◆ **What this task involves**
Exactly repeat all the records below, omitting the images they hold.

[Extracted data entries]
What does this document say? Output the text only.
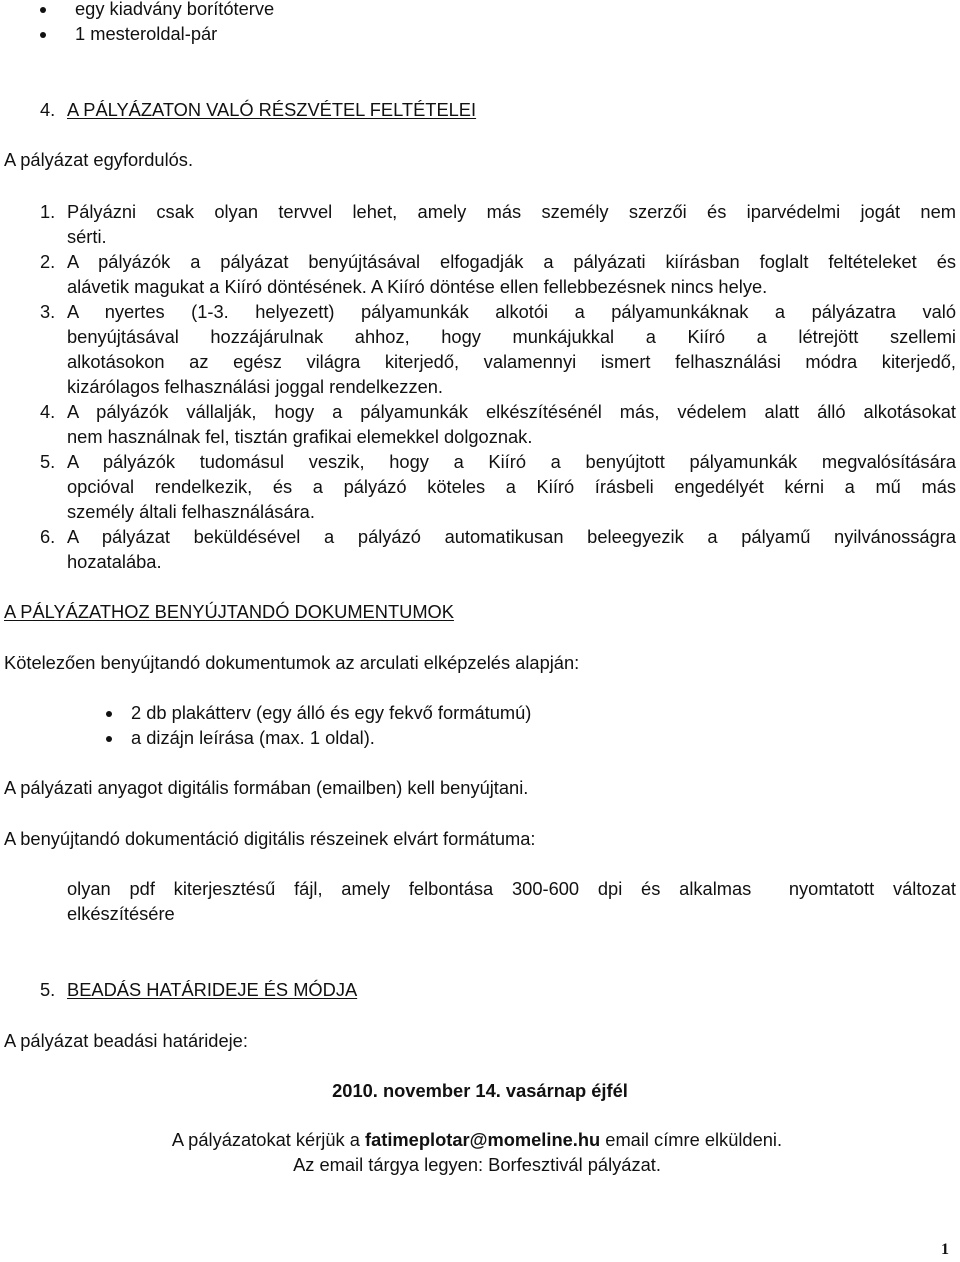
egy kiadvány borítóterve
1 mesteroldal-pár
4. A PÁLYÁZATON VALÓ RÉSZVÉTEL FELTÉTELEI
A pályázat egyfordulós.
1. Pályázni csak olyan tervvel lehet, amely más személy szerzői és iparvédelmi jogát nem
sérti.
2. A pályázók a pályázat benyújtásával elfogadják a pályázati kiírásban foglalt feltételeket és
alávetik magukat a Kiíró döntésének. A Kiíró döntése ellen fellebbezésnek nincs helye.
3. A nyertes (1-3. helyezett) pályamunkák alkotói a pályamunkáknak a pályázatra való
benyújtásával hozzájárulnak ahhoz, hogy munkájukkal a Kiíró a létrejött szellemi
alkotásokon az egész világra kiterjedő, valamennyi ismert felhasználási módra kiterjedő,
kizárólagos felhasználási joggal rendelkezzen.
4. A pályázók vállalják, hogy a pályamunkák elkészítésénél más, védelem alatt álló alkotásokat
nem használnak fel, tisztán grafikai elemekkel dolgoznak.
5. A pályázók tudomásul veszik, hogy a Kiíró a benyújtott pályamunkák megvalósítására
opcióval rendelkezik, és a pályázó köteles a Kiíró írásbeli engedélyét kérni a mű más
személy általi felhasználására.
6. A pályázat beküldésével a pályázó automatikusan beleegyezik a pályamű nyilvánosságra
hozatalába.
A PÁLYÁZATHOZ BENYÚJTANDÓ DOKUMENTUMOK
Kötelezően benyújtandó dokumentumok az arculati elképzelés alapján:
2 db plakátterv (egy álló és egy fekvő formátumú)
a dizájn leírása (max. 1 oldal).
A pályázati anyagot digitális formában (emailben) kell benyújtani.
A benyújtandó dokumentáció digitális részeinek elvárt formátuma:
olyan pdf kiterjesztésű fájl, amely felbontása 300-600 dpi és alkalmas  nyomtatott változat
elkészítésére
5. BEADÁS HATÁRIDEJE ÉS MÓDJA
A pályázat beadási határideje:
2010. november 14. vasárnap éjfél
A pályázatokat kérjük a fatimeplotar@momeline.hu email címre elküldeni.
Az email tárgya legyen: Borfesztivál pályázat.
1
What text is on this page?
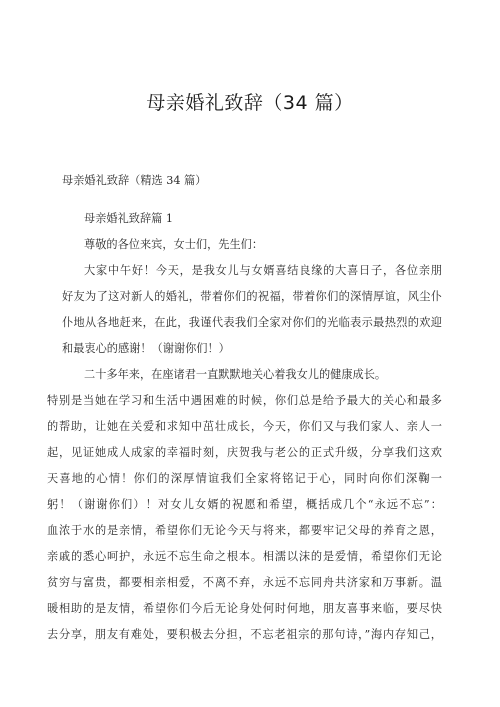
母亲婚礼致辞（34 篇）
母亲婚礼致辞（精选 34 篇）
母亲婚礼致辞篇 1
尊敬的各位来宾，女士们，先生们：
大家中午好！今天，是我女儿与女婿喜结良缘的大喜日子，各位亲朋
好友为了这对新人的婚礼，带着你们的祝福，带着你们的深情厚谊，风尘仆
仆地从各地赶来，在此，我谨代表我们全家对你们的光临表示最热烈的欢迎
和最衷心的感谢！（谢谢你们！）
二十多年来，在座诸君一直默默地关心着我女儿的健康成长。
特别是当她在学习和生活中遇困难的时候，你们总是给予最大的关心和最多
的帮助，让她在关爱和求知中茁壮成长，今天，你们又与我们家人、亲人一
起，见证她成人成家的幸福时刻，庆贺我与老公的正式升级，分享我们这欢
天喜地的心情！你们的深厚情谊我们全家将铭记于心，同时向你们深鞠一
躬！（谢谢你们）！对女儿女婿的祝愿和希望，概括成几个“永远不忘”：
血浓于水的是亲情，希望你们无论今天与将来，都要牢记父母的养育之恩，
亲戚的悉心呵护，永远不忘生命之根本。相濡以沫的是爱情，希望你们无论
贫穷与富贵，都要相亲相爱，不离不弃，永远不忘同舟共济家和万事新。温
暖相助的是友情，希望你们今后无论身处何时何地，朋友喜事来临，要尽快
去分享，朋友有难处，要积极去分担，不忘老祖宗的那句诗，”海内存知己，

◆ **Exercise solution**
What does this document say? Output the text only.
egy kiadvány borítóterve
1 mesteroldal-pár
4. A PÁLYÁZATON VALÓ RÉSZVÉTEL FELTÉTELEI
A pályázat egyfordulós.
1. Pályázni csak olyan tervvel lehet, amely más személy szerzői és iparvédelmi jogát nem
sérti.
2. A pályázók a pályázat benyújtásával elfogadják a pályázati kiírásban foglalt feltételeket és
alávetik magukat a Kiíró döntésének. A Kiíró döntése ellen fellebbezésnek nincs helye.
3. A nyertes (1-3. helyezett) pályamunkák alkotói a pályamunkáknak a pályázatra való
benyújtásával hozzájárulnak ahhoz, hogy munkájukkal a Kiíró a létrejött szellemi
alkotásokon az egész világra kiterjedő, valamennyi ismert felhasználási módra kiterjedő,
kizárólagos felhasználási joggal rendelkezzen.
4. A pályázók vállalják, hogy a pályamunkák elkészítésénél más, védelem alatt álló alkotásokat
nem használnak fel, tisztán grafikai elemekkel dolgoznak.
5. A pályázók tudomásul veszik, hogy a Kiíró a benyújtott pályamunkák megvalósítására
opcióval rendelkezik, és a pályázó köteles a Kiíró írásbeli engedélyét kérni a mű más
személy általi felhasználására.
6. A pályázat beküldésével a pályázó automatikusan beleegyezik a pályamű nyilvánosságra
hozatalába.
A PÁLYÁZATHOZ BENYÚJTANDÓ DOKUMENTUMOK
Kötelezően benyújtandó dokumentumok az arculati elképzelés alapján:
2 db plakátterv (egy álló és egy fekvő formátumú)
a dizájn leírása (max. 1 oldal).
A pályázati anyagot digitális formában (emailben) kell benyújtani.
A benyújtandó dokumentáció digitális részeinek elvárt formátuma:
olyan pdf kiterjesztésű fájl, amely felbontása 300-600 dpi és alkalmas  nyomtatott változat
elkészítésére
5. BEADÁS HATÁRIDEJE ÉS MÓDJA
A pályázat beadási határideje:
2010. november 14. vasárnap éjfél
A pályázatokat kérjük a fatimeplotar@momeline.hu email címre elküldeni.
Az email tárgya legyen: Borfesztivál pályázat.
1
What text is on this page?
母亲婚礼致辞（34 篇）
母亲婚礼致辞（精选 34 篇）
母亲婚礼致辞篇 1
尊敬的各位来宾，女士们，先生们：
大家中午好！今天，是我女儿与女婿喜结良缘的大喜日子，各位亲朋
好友为了这对新人的婚礼，带着你们的祝福，带着你们的深情厚谊，风尘仆
仆地从各地赶来，在此，我谨代表我们全家对你们的光临表示最热烈的欢迎
和最衷心的感谢！（谢谢你们！）
二十多年来，在座诸君一直默默地关心着我女儿的健康成长。
特别是当她在学习和生活中遇困难的时候，你们总是给予最大的关心和最多
的帮助，让她在关爱和求知中茁壮成长，今天，你们又与我们家人、亲人一
起，见证她成人成家的幸福时刻，庆贺我与老公的正式升级，分享我们这欢
天喜地的心情！你们的深厚情谊我们全家将铭记于心，同时向你们深鞠一
躬！（谢谢你们）！对女儿女婿的祝愿和希望，概括成几个“永远不忘”：
血浓于水的是亲情，希望你们无论今天与将来，都要牢记父母的养育之恩，
亲戚的悉心呵护，永远不忘生命之根本。相濡以沫的是爱情，希望你们无论
贫穷与富贵，都要相亲相爱，不离不弃，永远不忘同舟共济家和万事新。温
暖相助的是友情，希望你们今后无论身处何时何地，朋友喜事来临，要尽快
去分享，朋友有难处，要积极去分担，不忘老祖宗的那句诗，”海内存知己，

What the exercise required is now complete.